[Dataset entries on figures]
==*==
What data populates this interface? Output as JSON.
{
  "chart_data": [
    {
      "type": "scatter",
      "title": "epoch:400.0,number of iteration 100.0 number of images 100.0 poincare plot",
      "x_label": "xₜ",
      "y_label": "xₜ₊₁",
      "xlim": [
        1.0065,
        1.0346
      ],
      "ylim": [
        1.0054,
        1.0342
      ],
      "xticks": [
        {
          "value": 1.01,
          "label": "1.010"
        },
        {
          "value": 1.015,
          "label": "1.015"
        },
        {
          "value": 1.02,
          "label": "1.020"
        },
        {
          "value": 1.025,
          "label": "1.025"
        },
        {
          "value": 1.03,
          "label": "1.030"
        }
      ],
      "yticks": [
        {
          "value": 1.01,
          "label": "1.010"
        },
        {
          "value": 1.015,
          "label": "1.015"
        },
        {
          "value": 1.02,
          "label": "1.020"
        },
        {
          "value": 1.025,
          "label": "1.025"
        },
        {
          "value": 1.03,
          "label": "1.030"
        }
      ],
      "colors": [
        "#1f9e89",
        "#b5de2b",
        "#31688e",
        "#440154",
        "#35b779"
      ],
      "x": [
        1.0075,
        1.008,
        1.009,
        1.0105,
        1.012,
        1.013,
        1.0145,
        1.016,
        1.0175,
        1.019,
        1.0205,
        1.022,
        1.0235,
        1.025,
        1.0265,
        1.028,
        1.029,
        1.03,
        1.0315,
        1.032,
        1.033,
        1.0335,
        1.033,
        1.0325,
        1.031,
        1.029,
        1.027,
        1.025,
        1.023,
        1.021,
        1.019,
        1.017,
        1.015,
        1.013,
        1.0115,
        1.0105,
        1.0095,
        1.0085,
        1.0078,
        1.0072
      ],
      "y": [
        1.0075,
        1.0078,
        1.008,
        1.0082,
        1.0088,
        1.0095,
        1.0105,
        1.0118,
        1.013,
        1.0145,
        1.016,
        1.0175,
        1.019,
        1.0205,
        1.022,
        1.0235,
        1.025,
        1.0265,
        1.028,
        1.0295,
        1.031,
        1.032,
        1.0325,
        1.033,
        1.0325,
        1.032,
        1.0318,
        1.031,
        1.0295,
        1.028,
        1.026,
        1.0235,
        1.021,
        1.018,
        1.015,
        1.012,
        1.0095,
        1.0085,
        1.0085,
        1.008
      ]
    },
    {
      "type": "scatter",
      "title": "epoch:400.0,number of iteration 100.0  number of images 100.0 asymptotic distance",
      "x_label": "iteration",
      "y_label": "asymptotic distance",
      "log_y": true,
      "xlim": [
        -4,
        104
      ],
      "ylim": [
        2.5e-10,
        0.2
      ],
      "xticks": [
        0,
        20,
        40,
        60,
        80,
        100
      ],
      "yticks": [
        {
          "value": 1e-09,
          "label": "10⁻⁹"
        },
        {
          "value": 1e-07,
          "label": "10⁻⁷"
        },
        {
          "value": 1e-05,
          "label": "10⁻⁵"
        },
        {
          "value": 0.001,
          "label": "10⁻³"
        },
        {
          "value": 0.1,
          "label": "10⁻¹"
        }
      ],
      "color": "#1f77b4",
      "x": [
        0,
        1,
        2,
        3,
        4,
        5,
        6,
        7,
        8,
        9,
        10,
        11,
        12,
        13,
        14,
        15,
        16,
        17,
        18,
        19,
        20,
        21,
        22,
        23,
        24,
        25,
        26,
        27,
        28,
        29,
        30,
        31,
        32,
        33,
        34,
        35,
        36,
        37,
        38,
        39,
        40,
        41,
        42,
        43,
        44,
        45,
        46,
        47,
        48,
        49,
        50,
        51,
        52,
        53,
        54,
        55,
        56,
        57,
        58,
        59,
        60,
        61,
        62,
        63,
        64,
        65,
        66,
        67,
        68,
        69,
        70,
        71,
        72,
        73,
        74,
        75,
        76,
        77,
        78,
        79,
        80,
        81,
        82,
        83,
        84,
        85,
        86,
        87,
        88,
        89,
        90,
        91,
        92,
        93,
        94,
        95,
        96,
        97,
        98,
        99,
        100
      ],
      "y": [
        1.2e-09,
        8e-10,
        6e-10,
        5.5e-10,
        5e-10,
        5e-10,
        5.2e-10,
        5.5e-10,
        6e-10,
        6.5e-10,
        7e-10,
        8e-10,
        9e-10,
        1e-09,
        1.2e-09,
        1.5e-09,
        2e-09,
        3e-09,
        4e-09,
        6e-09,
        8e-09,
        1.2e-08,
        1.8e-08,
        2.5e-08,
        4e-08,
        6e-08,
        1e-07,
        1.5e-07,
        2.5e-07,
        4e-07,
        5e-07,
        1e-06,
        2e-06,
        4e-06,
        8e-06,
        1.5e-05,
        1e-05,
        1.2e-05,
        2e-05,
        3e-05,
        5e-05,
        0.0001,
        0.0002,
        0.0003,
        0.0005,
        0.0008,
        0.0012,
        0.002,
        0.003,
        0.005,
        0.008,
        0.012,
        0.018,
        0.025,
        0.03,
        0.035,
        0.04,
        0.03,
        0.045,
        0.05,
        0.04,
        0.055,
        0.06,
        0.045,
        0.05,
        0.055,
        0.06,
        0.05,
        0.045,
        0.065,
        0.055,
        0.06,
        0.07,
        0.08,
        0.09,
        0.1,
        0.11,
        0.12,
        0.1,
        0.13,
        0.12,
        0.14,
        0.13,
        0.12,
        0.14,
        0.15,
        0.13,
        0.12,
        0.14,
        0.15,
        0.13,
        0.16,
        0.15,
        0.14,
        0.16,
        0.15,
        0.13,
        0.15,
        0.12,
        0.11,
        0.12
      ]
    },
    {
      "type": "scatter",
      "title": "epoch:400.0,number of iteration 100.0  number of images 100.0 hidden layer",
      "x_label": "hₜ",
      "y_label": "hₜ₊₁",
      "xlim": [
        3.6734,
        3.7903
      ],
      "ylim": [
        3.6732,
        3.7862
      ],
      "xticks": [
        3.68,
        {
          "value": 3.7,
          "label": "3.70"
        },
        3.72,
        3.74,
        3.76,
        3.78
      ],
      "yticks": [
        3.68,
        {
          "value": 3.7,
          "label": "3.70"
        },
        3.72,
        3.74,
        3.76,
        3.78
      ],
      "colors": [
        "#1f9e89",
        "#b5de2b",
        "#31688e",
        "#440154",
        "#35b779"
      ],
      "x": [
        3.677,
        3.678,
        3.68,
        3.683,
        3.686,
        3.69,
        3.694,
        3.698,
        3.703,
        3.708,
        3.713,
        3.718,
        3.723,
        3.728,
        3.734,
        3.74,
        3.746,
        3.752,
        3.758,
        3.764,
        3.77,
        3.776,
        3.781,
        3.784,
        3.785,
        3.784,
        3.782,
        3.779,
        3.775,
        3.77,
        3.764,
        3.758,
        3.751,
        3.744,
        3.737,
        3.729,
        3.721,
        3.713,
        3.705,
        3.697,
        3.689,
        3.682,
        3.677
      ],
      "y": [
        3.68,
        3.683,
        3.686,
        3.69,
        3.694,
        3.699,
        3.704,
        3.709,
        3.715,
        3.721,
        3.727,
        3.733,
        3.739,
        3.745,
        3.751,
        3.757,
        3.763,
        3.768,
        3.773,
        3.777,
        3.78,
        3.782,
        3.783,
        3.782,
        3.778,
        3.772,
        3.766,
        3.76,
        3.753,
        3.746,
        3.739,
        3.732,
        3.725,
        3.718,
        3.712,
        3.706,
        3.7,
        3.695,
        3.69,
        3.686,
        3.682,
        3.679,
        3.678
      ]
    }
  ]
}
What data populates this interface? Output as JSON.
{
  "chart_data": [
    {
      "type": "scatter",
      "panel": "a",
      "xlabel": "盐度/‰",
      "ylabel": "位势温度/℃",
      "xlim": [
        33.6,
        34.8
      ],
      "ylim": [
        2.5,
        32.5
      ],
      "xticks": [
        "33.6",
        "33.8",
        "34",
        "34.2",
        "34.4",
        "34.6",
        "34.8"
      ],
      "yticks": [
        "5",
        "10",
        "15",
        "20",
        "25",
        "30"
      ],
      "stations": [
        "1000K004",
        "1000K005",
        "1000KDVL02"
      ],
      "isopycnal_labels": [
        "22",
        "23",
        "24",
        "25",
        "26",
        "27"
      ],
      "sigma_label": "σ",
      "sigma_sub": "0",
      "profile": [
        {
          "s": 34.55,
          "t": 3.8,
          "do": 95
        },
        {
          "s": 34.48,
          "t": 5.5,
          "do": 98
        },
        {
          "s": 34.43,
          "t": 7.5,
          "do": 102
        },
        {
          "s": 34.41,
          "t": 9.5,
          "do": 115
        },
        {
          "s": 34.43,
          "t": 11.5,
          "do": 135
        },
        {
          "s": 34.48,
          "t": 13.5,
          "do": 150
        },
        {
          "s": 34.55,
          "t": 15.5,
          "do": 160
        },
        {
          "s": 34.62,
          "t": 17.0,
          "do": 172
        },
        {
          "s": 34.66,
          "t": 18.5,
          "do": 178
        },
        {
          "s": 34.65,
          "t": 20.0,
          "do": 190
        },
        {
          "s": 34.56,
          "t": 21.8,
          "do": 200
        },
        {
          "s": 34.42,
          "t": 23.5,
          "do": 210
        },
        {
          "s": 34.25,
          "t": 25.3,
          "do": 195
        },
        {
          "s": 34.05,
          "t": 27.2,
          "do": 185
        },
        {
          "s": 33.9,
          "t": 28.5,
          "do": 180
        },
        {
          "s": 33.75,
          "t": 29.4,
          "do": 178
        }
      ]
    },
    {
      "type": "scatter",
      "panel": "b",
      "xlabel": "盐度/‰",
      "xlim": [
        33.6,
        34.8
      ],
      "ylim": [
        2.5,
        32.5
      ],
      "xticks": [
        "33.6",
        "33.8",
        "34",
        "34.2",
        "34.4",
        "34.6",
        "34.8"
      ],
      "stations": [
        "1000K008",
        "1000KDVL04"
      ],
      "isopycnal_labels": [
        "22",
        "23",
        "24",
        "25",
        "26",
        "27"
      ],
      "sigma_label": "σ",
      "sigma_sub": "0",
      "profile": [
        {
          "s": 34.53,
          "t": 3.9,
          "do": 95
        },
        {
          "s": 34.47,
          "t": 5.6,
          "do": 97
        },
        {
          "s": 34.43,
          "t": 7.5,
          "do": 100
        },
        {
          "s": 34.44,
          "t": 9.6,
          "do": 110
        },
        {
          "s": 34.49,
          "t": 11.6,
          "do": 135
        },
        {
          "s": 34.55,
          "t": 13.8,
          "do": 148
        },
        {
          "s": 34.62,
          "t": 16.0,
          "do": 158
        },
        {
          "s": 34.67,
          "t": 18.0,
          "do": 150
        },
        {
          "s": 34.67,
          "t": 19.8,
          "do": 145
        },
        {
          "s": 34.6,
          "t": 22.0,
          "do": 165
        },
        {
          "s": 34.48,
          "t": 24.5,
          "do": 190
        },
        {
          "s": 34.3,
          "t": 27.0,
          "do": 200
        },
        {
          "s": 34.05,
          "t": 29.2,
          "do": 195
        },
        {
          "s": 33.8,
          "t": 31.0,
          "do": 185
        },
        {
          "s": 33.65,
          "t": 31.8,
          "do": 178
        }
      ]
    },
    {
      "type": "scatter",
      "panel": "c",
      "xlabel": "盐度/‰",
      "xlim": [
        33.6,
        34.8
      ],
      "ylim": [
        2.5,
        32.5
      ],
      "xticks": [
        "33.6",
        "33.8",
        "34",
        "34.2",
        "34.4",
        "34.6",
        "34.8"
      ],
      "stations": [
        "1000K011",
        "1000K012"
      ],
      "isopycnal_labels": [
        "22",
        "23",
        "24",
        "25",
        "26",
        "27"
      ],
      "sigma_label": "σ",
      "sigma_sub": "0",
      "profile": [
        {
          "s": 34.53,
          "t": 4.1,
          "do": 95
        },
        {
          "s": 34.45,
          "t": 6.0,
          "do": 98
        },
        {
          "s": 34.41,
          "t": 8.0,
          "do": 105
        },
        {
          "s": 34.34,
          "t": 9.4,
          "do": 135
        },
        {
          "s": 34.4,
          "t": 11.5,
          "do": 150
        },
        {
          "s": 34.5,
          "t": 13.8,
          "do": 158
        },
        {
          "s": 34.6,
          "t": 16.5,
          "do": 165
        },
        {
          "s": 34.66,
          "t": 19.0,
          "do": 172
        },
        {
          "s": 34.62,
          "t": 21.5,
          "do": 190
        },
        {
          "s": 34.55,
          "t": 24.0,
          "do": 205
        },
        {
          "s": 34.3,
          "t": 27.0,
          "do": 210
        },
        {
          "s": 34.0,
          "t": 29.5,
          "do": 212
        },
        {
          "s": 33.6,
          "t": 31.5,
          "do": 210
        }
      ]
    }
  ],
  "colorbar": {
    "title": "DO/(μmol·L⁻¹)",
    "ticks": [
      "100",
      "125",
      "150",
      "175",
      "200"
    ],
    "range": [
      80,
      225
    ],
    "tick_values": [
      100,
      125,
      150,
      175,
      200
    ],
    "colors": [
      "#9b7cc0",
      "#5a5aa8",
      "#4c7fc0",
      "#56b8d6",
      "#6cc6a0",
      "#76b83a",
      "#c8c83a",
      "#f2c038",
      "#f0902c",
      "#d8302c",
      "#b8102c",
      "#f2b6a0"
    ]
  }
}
==*==
### [Problem details]
For each line of the entries that includes "asymptotic", show that line.

### [Final result]
      "title": "epoch:400.0,number of iteration 100.0  number of images 100.0 asymptotic distance",
      "y_label": "asymptotic distance",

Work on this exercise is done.